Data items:
====================
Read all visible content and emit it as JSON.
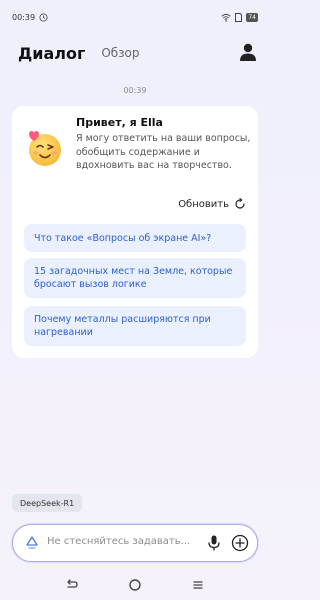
{
  "status_bar": {
    "time": "00:39",
    "battery": "74"
  },
  "header": {
    "tab_active": "Диалог",
    "tab_other": "Обзор"
  },
  "timestamp": "00:39",
  "greeting": {
    "title": "Привет, я Ella",
    "body": "Я могу ответить на ваши вопросы, обобщить содержание и вдохновить вас на творчество.",
    "refresh_label": "Обновить"
  },
  "suggestions": [
    {
      "text": "Что такое «Вопросы об экране AI»?"
    },
    {
      "text": "15 загадочных мест на Земле, которые бросают вызов логике"
    },
    {
      "text": "Почему металлы расширяются при нагревании"
    }
  ],
  "model_chip": "DeepSeek-R1",
  "input": {
    "placeholder": "Не стесняйтесь задавать..."
  },
  "icons": {
    "profile": "person-icon",
    "refresh": "refresh-icon",
    "mic": "microphone-icon",
    "plus": "plus-circle-icon",
    "nav_back": "back-icon",
    "nav_home": "home-icon",
    "nav_menu": "menu-icon"
  },
  "colors": {
    "accent": "#2f5fd0",
    "suggestion_bg": "#eaf0fd"
  }
}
====================
*Written task:*
Copy out each line of the data where the string "text" appears.

*Reply to the task:*
      "text": "Что такое «Вопросы об экране AI»?"
      "text": "15 загадочных мест на Земле, которые бросают вызов логике"
      "text": "Почему металлы расширяются при нагревании"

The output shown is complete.